STATED EXERCISE =
Extract from the listing each line in which the word "Negativa" appears.

● ● ● ● ● ● ●

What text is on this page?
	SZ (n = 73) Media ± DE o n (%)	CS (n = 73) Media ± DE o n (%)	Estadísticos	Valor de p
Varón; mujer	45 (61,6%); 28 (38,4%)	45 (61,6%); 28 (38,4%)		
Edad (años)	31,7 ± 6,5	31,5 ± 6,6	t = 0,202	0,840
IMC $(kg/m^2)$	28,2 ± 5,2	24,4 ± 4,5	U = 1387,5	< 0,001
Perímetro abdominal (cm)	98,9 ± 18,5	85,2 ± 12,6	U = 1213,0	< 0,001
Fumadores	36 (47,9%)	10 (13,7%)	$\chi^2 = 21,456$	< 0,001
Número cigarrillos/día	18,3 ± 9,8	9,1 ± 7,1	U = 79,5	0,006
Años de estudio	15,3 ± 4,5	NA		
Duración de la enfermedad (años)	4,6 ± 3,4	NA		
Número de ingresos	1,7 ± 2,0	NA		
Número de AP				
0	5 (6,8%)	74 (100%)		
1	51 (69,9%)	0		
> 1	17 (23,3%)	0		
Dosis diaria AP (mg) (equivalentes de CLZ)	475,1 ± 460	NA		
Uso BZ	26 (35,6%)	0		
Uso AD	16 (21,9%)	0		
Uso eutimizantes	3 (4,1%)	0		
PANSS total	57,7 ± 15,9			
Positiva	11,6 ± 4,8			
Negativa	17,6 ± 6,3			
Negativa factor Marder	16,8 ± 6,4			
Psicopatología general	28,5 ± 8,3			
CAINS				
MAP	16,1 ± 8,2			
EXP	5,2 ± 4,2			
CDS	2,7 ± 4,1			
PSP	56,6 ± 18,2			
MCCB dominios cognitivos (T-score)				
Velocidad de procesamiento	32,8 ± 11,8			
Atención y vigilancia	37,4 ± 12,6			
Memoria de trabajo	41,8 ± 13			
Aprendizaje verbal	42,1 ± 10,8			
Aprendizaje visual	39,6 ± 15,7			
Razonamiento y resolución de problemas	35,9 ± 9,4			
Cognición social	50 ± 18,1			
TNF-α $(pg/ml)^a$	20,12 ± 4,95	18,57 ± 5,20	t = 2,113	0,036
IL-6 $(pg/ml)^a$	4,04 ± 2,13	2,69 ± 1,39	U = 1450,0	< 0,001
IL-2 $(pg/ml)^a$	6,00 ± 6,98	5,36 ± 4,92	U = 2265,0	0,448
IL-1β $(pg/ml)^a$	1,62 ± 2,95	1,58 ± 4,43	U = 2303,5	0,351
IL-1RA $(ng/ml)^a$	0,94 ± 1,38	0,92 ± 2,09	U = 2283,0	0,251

● ● ● ● ● ● ●

REPLY =
Negativa	17,6 ± 6,3			
Negativa factor Marder	16,8 ± 6,4			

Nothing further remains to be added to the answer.